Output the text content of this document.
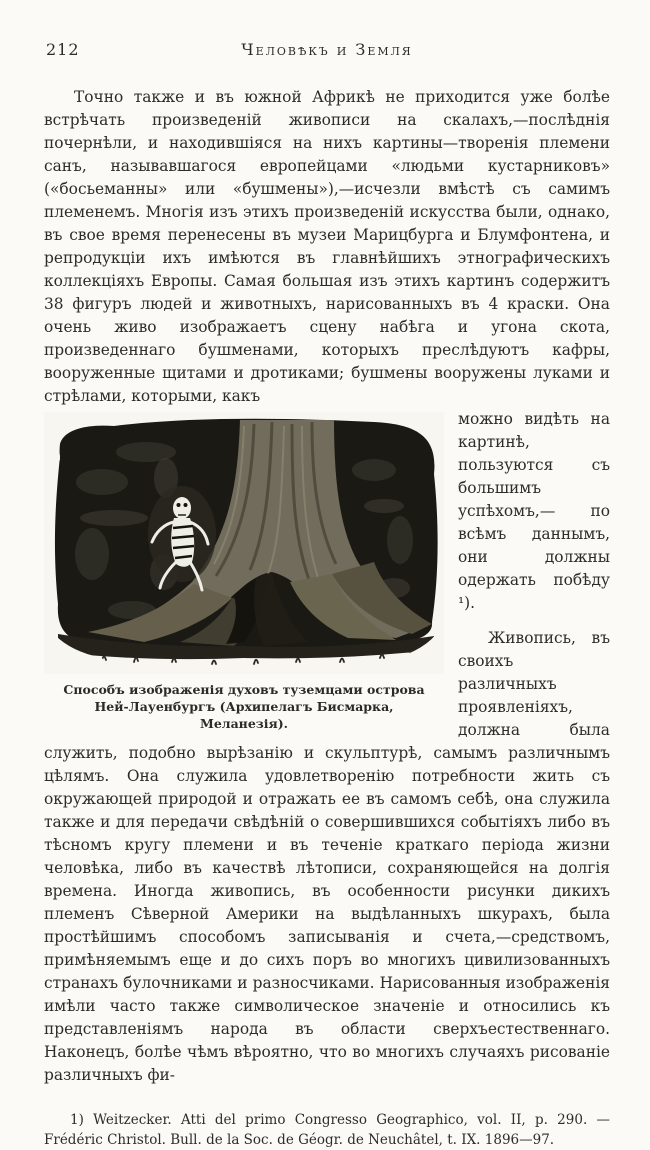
212	Человѣкъ и Земля

Точно также и въ южной Африкѣ не приходится уже болѣе встрѣчать произведеній живописи на скалахъ,—послѣднія почернѣли, и находившіяся на нихъ картины—творенія племени санъ, называвшагося европейцами «людьми кустарниковъ» («босьеманны» или «бушмены»),—исчезли вмѣстѣ съ самимъ племенемъ. Многія изъ этихъ произведеній искусства были, однако, въ свое время перенесены въ музеи Марицбурга и Блумфонтена, и репродукціи ихъ имѣются въ главнѣйшихъ этнографическихъ коллекціяхъ Европы. Самая большая изъ этихъ картинъ содержитъ 38 фигуръ людей и животныхъ, нарисованныхъ въ 4 краски. Она очень живо изображаетъ сцену набѣга и угона скота, произведеннаго бушменами, которыхъ преслѣдуютъ кафры, вооруженные щитами и дротиками; бушмены вооружены луками и стрѣлами, которыми, какъ

Способъ изображенія духовъ туземцами острова Ней-Лауенбургъ (Архипелагъ Бисмарка, Меланезія).

можно видѣть на картинѣ, пользуются съ большимъ успѣхомъ,— по всѣмъ даннымъ, они должны одержать побѣду ¹).

Живопись, въ своихъ различныхъ проявленіяхъ, должна была служить, подобно вырѣзанію и скульптурѣ, самымъ различнымъ цѣлямъ. Она служила удовлетворенію потребности жить съ окружающей природой и отражать ее въ самомъ себѣ, она служила также и для передачи свѣдѣній о совершившихся событіяхъ либо въ тѣсномъ кругу племени и въ теченіе краткаго періода жизни человѣка, либо въ качествѣ лѣтописи, сохраняющейся на долгія времена. Иногда живопись, въ особенности рисунки дикихъ племенъ Сѣверной Америки на выдѣланныхъ шкурахъ, была простѣйшимъ способомъ записыванія и счета,—средствомъ, примѣняемымъ еще и до сихъ поръ во многихъ цивилизованныхъ странахъ булочниками и разносчиками. Нарисованныя изображенія имѣли часто также символическое значеніе и относились къ представленіямъ народа въ области сверхъестественнаго. Наконецъ, болѣе чѣмъ вѣроятно, что во многихъ случаяхъ рисованіе различныхъ фи-

1) Weitzecker. Atti del primo Congresso Geographico, vol. II, p. 290. — Frédéric Christol. Bull. de la Soc. de Géogr. de Neuchâtel, t. IX. 1896—97.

***

» **Your objective**
Go through the listing above and write it all out exactly, leaving out any picture.

» **Solution for this problem**
Output the text content of this document.
212	Человѣкъ и Земля

Точно также и въ южной Африкѣ не приходится уже болѣе встрѣчать произведеній живописи на скалахъ,—послѣднія почернѣли, и находившіяся на нихъ картины—творенія племени санъ, называвшагося европейцами «людьми кустарниковъ» («босьеманны» или «бушмены»),—исчезли вмѣстѣ съ самимъ племенемъ. Многія изъ этихъ произведеній искусства были, однако, въ свое время перенесены въ музеи Марицбурга и Блумфонтена, и репродукціи ихъ имѣются въ главнѣйшихъ этнографическихъ коллекціяхъ Европы. Самая большая изъ этихъ картинъ содержитъ 38 фигуръ людей и животныхъ, нарисованныхъ въ 4 краски. Она очень живо изображаетъ сцену набѣга и угона скота, произведеннаго бушменами, которыхъ преслѣдуютъ кафры, вооруженные щитами и дротиками; бушмены вооружены луками и стрѣлами, которыми, какъ

Способъ изображенія духовъ туземцами острова Ней-Лауенбургъ (Архипелагъ Бисмарка, Меланезія).

можно видѣть на картинѣ, пользуются съ большимъ успѣхомъ,— по всѣмъ даннымъ, они должны одержать побѣду ¹).

Живопись, въ своихъ различныхъ проявленіяхъ, должна была служить, подобно вырѣзанію и скульптурѣ, самымъ различнымъ цѣлямъ. Она служила удовлетворенію потребности жить съ окружающей природой и отражать ее въ самомъ себѣ, она служила также и для передачи свѣдѣній о совершившихся событіяхъ либо въ тѣсномъ кругу племени и въ теченіе краткаго періода жизни человѣка, либо въ качествѣ лѣтописи, сохраняющейся на долгія времена. Иногда живопись, въ особенности рисунки дикихъ племенъ Сѣверной Америки на выдѣланныхъ шкурахъ, была простѣйшимъ способомъ записыванія и счета,—средствомъ, примѣняемымъ еще и до сихъ поръ во многихъ цивилизованныхъ странахъ булочниками и разносчиками. Нарисованныя изображенія имѣли часто также символическое значеніе и относились къ представленіямъ народа въ области сверхъестественнаго. Наконецъ, болѣе чѣмъ вѣроятно, что во многихъ случаяхъ рисованіе различныхъ фи-

1) Weitzecker. Atti del primo Congresso Geographico, vol. II, p. 290. — Frédéric Christol. Bull. de la Soc. de Géogr. de Neuchâtel, t. IX. 1896—97.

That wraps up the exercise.